*What the exercise asks*: Say how many lines contain "rate"; the answer is the number alone.

---------- Input rows

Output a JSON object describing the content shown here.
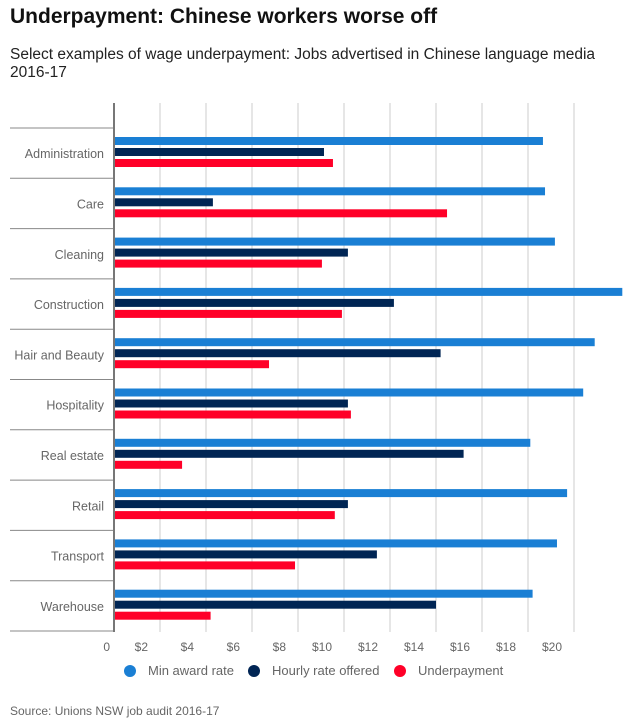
{
  "title": "Underpayment: Chinese workers worse off",
  "subtitle": "Select examples of wage underpayment: Jobs advertised in Chinese language media 2016-17",
  "source": "Source: Unions NSW job audit 2016-17",
  "chart_data": {
    "type": "bar",
    "orientation": "horizontal",
    "categories": [
      "Administration",
      "Care",
      "Cleaning",
      "Construction",
      "Hair and Beauty",
      "Hospitality",
      "Real estate",
      "Retail",
      "Transport",
      "Warehouse"
    ],
    "series": [
      {
        "name": "Min award rate",
        "color": "#1a7fd4",
        "values": [
          18.65,
          18.74,
          19.17,
          22.1,
          20.9,
          20.4,
          18.1,
          19.7,
          19.26,
          18.2
        ]
      },
      {
        "name": "Hourly rate offered",
        "color": "#002554",
        "values": [
          9.13,
          4.3,
          10.17,
          12.17,
          14.2,
          10.17,
          15.2,
          10.17,
          11.43,
          14.0
        ]
      },
      {
        "name": "Underpayment",
        "color": "#ff0028",
        "values": [
          9.52,
          14.48,
          9.04,
          9.91,
          6.74,
          10.3,
          2.96,
          9.6,
          7.87,
          4.2
        ]
      }
    ],
    "xticks": [
      "0",
      "$2",
      "$4",
      "$6",
      "$8",
      "$10",
      "$12",
      "$14",
      "$16",
      "$18",
      "$20"
    ],
    "xlim": [
      0,
      22.1
    ],
    "grid": true,
    "legend": "bottom"
  }
}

--------------------

*Answer*: 2